▶ _Description of the task_
Retype the whole listing verbatim and keep the pictures out of it.
### Records for processing
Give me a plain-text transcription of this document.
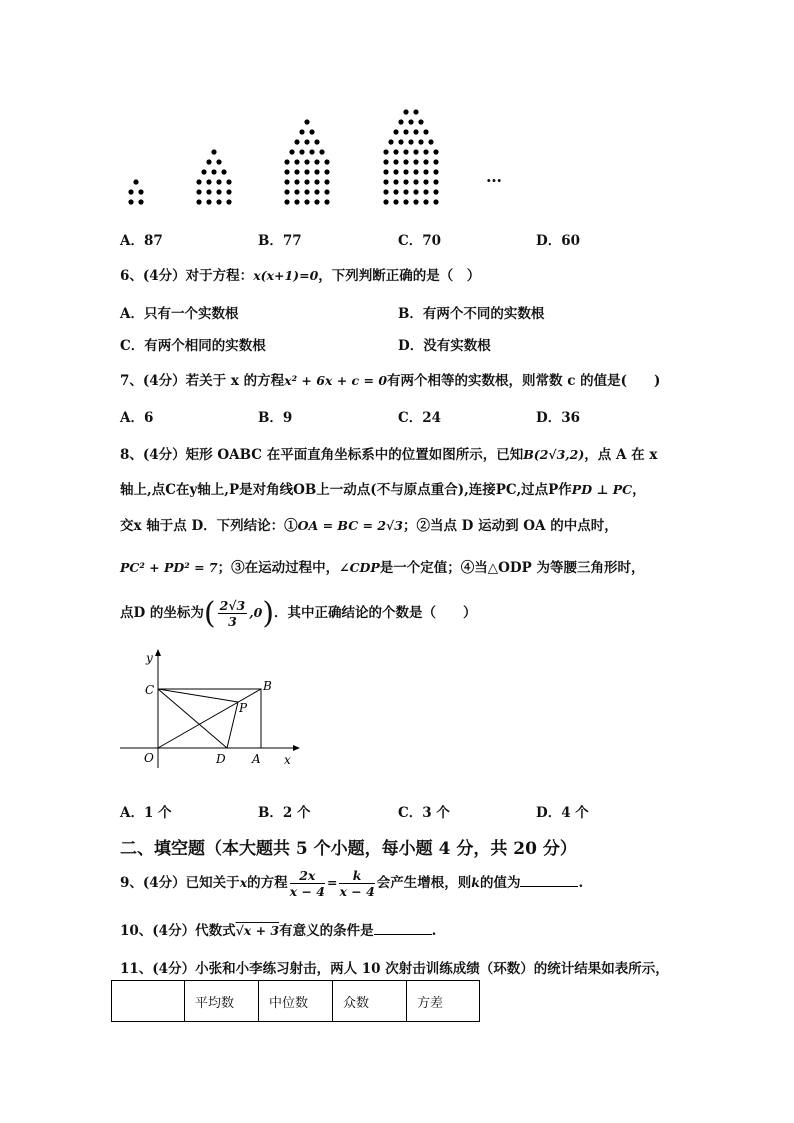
…
A．87	B．77	C．70	D．60
6、(4分）对于方程：x(x+1)=0，下列判断正确的是（　）
A．只有一个实数根	B．有两个不同的实数根
C．有两个相同的实数根	D．没有实数根
7、(4分）若关于 x 的方程x² + 6x + c = 0有两个相等的实数根，则常数 c 的值是(　　)
A．6	B．9	C．24	D．36
8、(4分）矩形 OABC 在平面直角坐标系中的位置如图所示，已知B(2√3,2)，点 A 在 x
轴上,点C在y轴上,P是对角线OB上一动点(不与原点重合),连接PC,过点P作PD ⊥ PC，
交x 轴于点 D．下列结论：①OA = BC = 2√3；②当点 D 运动到 OA 的中点时，
PC² + PD² = 7；③在运动过程中，∠CDP是一个定值；④当△ODP 为等腰三角形时，
点D 的坐标为( $\frac{2√3}{3} ,0$)．其中正确结论的个数是（　　）
y
C	B
P
O	D A x
A．1 个	B．2 个	C．3 个	D．4 个
二、填空题（本大题共 5 个小题，每小题 4 分，共 20 分）
9、(4分）已知关于x的方程 $\frac{2x}{x - 4} = \frac{k}{x - 4}$ 会产生增根，则k的值为	.
10、(4分）代数式√x + 3有意义的条件是	.
11、(4分）小张和小李练习射击，两人 10 次射击训练成绩（环数）的统计结果如表所示，
	平均数	中位数	众数	方差
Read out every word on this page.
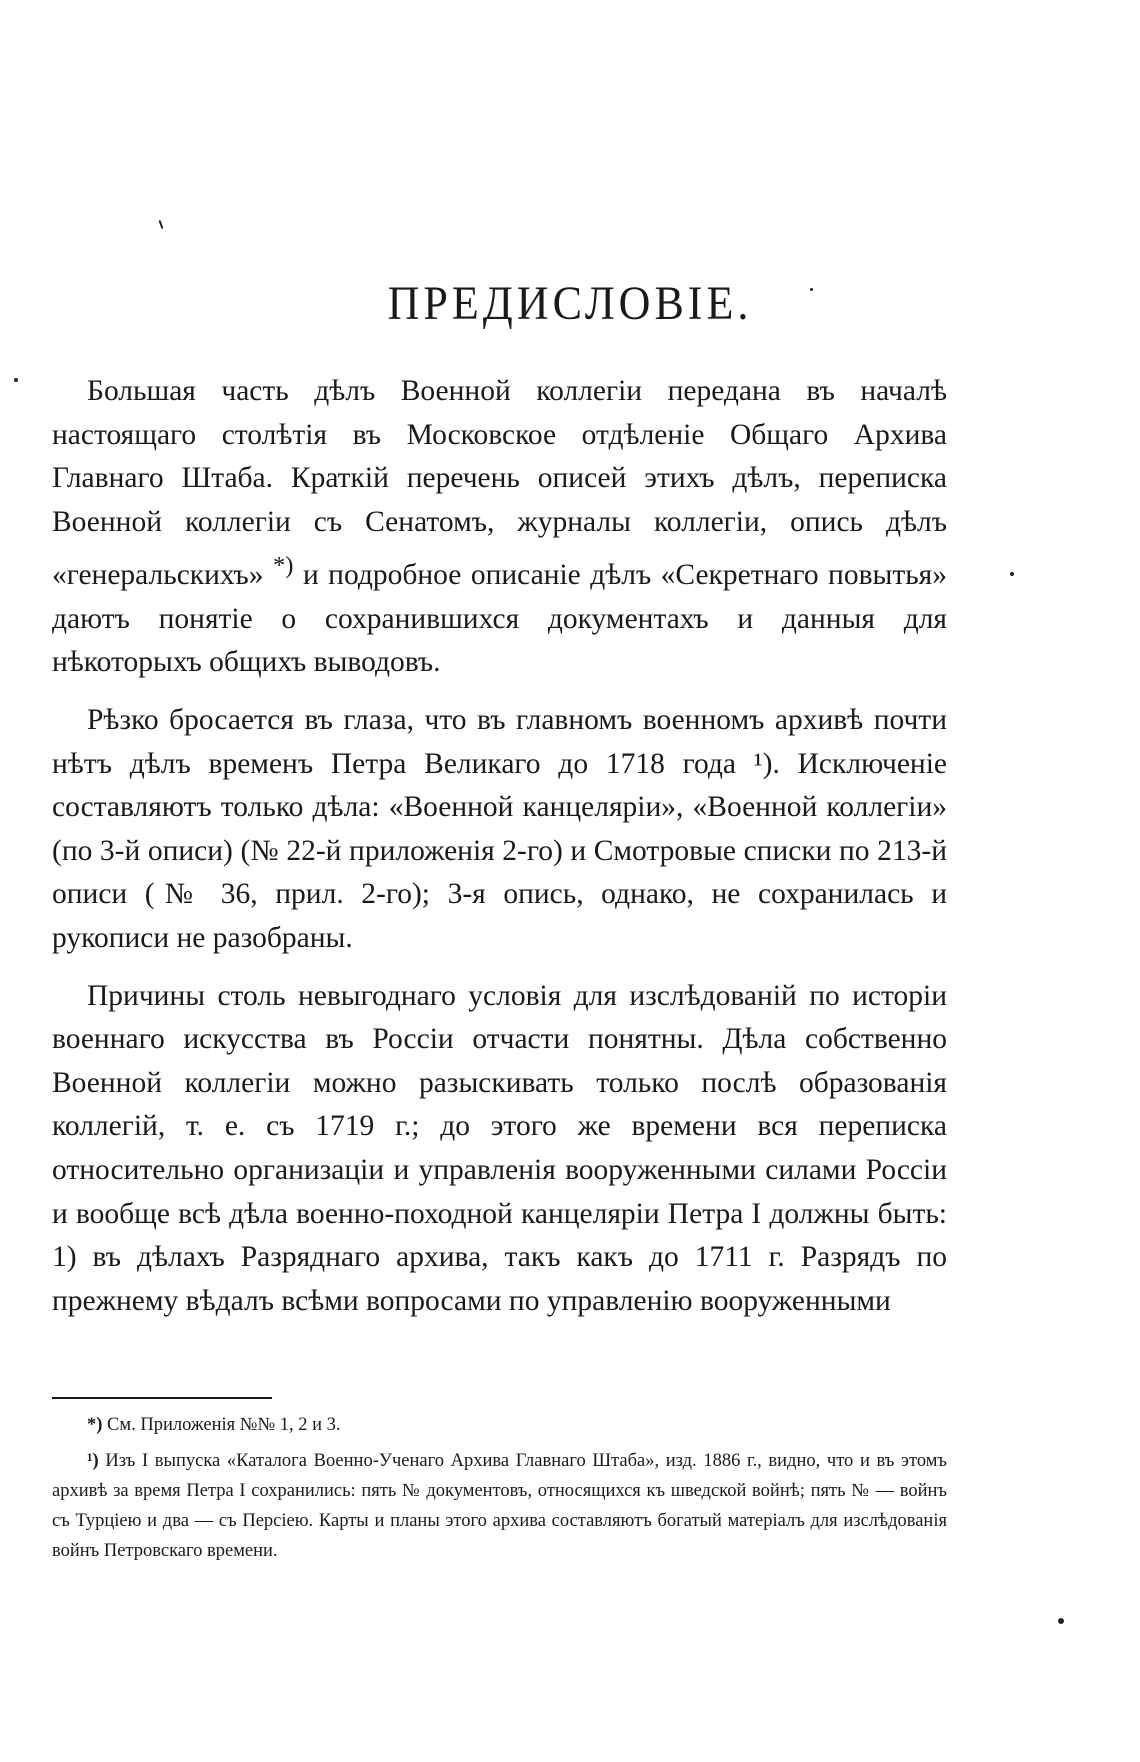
ПРЕДИСЛОВІЕ.

Большая часть дѣлъ Военной коллегіи передана въ началѣ настоящаго столѣтія въ Московское отдѣленіе Общаго Архива Главнаго Штаба. Краткій перечень описей этихъ дѣлъ, переписка Военной коллегіи съ Сенатомъ, журналы коллегіи, опись дѣлъ «генеральскихъ» *) и подробное описаніе дѣлъ «Секретнаго повытья» даютъ понятіе о сохранившихся документахъ и данныя для нѣкоторыхъ общихъ выводовъ.

Рѣзко бросается въ глаза, что въ главномъ военномъ архивѣ почти нѣтъ дѣлъ временъ Петра Великаго до 1718 года ¹). Исключеніе составляютъ только дѣла: «Военной канцеляріи», «Военной коллегіи» (по 3-й описи) (№ 22-й приложенія 2-го) и Смотровые списки по 213-й описи (№ 36, прил. 2-го); 3-я опись, однако, не сохранилась и рукописи не разобраны.

Причины столь невыгоднаго условія для изслѣдованій по исторіи военнаго искусства въ Россіи отчасти понятны. Дѣла собственно Военной коллегіи можно разыскивать только послѣ образованія коллегій, т. е. съ 1719 г.; до этого же времени вся переписка относительно организаціи и управленія вооруженными силами Россіи и вообще всѣ дѣла военно-походной канцеляріи Петра I должны быть: 1) въ дѣлахъ Разряднаго архива, такъ какъ до 1711 г. Разрядъ по прежнему вѣдалъ всѣми вопросами по управленію вооруженными

*) См. Приложенія №№ 1, 2 и 3.

¹) Изъ I выпуска «Каталога Военно-Ученаго Архива Главнаго Штаба», изд. 1886 г., видно, что и въ этомъ архивѣ за время Петра I сохранились: пять № документовъ, относящихся къ шведской войнѣ; пять № — войнъ съ Турціею и два — съ Персіею. Карты и планы этого архива составляютъ богатый матеріалъ для изслѣдованія войнъ Петровскаго времени.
######
▶ _Output_
Give me a plain-text transcription of this document.
…
A．87	B．77	C．70	D．60
6、(4分）对于方程：x(x+1)=0，下列判断正确的是（　）
A．只有一个实数根	B．有两个不同的实数根
C．有两个相同的实数根	D．没有实数根
7、(4分）若关于 x 的方程x² + 6x + c = 0有两个相等的实数根，则常数 c 的值是(　　)
A．6	B．9	C．24	D．36
8、(4分）矩形 OABC 在平面直角坐标系中的位置如图所示，已知B(2√3,2)，点 A 在 x
轴上,点C在y轴上,P是对角线OB上一动点(不与原点重合),连接PC,过点P作PD ⊥ PC，
交x 轴于点 D．下列结论：①OA = BC = 2√3；②当点 D 运动到 OA 的中点时，
PC² + PD² = 7；③在运动过程中，∠CDP是一个定值；④当△ODP 为等腰三角形时，
点D 的坐标为( $\frac{2√3}{3} ,0$)．其中正确结论的个数是（　　）
y
C	B
P
O	D A x
A．1 个	B．2 个	C．3 个	D．4 个
二、填空题（本大题共 5 个小题，每小题 4 分，共 20 分）
9、(4分）已知关于x的方程 $\frac{2x}{x - 4} = \frac{k}{x - 4}$ 会产生增根，则k的值为	.
10、(4分）代数式√x + 3有意义的条件是	.
11、(4分）小张和小李练习射击，两人 10 次射击训练成绩（环数）的统计结果如表所示，
	平均数	中位数	众数	方差
Read out every word on this page.
ПРЕДИСЛОВІЕ.

Большая часть дѣлъ Военной коллегіи передана въ началѣ настоящаго столѣтія въ Московское отдѣленіе Общаго Архива Главнаго Штаба. Краткій перечень описей этихъ дѣлъ, переписка Военной коллегіи съ Сенатомъ, журналы коллегіи, опись дѣлъ «генеральскихъ» *) и подробное описаніе дѣлъ «Секретнаго повытья» даютъ понятіе о сохранившихся документахъ и данныя для нѣкоторыхъ общихъ выводовъ.

Рѣзко бросается въ глаза, что въ главномъ военномъ архивѣ почти нѣтъ дѣлъ временъ Петра Великаго до 1718 года ¹). Исключеніе составляютъ только дѣла: «Военной канцеляріи», «Военной коллегіи» (по 3-й описи) (№ 22-й приложенія 2-го) и Смотровые списки по 213-й описи (№ 36, прил. 2-го); 3-я опись, однако, не сохранилась и рукописи не разобраны.

Причины столь невыгоднаго условія для изслѣдованій по исторіи военнаго искусства въ Россіи отчасти понятны. Дѣла собственно Военной коллегіи можно разыскивать только послѣ образованія коллегій, т. е. съ 1719 г.; до этого же времени вся переписка относительно организаціи и управленія вооруженными силами Россіи и вообще всѣ дѣла военно-походной канцеляріи Петра I должны быть: 1) въ дѣлахъ Разряднаго архива, такъ какъ до 1711 г. Разрядъ по прежнему вѣдалъ всѣми вопросами по управленію вооруженными

*) См. Приложенія №№ 1, 2 и 3.

¹) Изъ I выпуска «Каталога Военно-Ученаго Архива Главнаго Штаба», изд. 1886 г., видно, что и въ этомъ архивѣ за время Петра I сохранились: пять № документовъ, относящихся къ шведской войнѣ; пять № — войнъ съ Турціею и два — съ Персіею. Карты и планы этого архива составляютъ богатый матеріалъ для изслѣдованія войнъ Петровскаго времени.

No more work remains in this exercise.